[Extracted records]
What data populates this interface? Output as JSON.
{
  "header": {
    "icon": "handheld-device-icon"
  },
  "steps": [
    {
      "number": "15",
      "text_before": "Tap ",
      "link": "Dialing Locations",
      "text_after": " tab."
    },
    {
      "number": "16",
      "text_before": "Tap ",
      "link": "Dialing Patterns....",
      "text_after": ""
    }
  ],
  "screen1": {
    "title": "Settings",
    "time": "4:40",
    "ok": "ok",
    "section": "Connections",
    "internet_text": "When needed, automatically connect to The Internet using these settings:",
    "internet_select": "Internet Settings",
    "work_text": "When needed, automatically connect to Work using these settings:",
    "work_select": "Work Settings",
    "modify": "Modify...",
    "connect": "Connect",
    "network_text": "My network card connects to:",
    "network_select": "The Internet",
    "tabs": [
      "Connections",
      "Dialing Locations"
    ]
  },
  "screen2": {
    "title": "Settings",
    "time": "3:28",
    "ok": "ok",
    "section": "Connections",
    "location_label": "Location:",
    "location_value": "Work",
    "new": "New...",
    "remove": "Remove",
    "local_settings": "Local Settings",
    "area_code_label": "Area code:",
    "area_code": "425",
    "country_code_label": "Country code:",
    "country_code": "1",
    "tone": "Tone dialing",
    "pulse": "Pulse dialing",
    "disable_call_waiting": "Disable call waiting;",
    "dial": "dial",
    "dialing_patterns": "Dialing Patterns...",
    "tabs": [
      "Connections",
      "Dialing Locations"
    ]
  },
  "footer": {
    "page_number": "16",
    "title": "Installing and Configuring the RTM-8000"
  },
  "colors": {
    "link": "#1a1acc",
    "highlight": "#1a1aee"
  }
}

▶ The request
Print the complete listing again, exactly as it stands.

▶ Output below
What data populates this interface? Output as JSON.
{
  "header": {
    "icon": "handheld-device-icon"
  },
  "steps": [
    {
      "number": "15",
      "text_before": "Tap ",
      "link": "Dialing Locations",
      "text_after": " tab."
    },
    {
      "number": "16",
      "text_before": "Tap ",
      "link": "Dialing Patterns....",
      "text_after": ""
    }
  ],
  "screen1": {
    "title": "Settings",
    "time": "4:40",
    "ok": "ok",
    "section": "Connections",
    "internet_text": "When needed, automatically connect to The Internet using these settings:",
    "internet_select": "Internet Settings",
    "work_text": "When needed, automatically connect to Work using these settings:",
    "work_select": "Work Settings",
    "modify": "Modify...",
    "connect": "Connect",
    "network_text": "My network card connects to:",
    "network_select": "The Internet",
    "tabs": [
      "Connections",
      "Dialing Locations"
    ]
  },
  "screen2": {
    "title": "Settings",
    "time": "3:28",
    "ok": "ok",
    "section": "Connections",
    "location_label": "Location:",
    "location_value": "Work",
    "new": "New...",
    "remove": "Remove",
    "local_settings": "Local Settings",
    "area_code_label": "Area code:",
    "area_code": "425",
    "country_code_label": "Country code:",
    "country_code": "1",
    "tone": "Tone dialing",
    "pulse": "Pulse dialing",
    "disable_call_waiting": "Disable call waiting;",
    "dial": "dial",
    "dialing_patterns": "Dialing Patterns...",
    "tabs": [
      "Connections",
      "Dialing Locations"
    ]
  },
  "footer": {
    "page_number": "16",
    "title": "Installing and Configuring the RTM-8000"
  },
  "colors": {
    "link": "#1a1acc",
    "highlight": "#1a1aee"
  }
}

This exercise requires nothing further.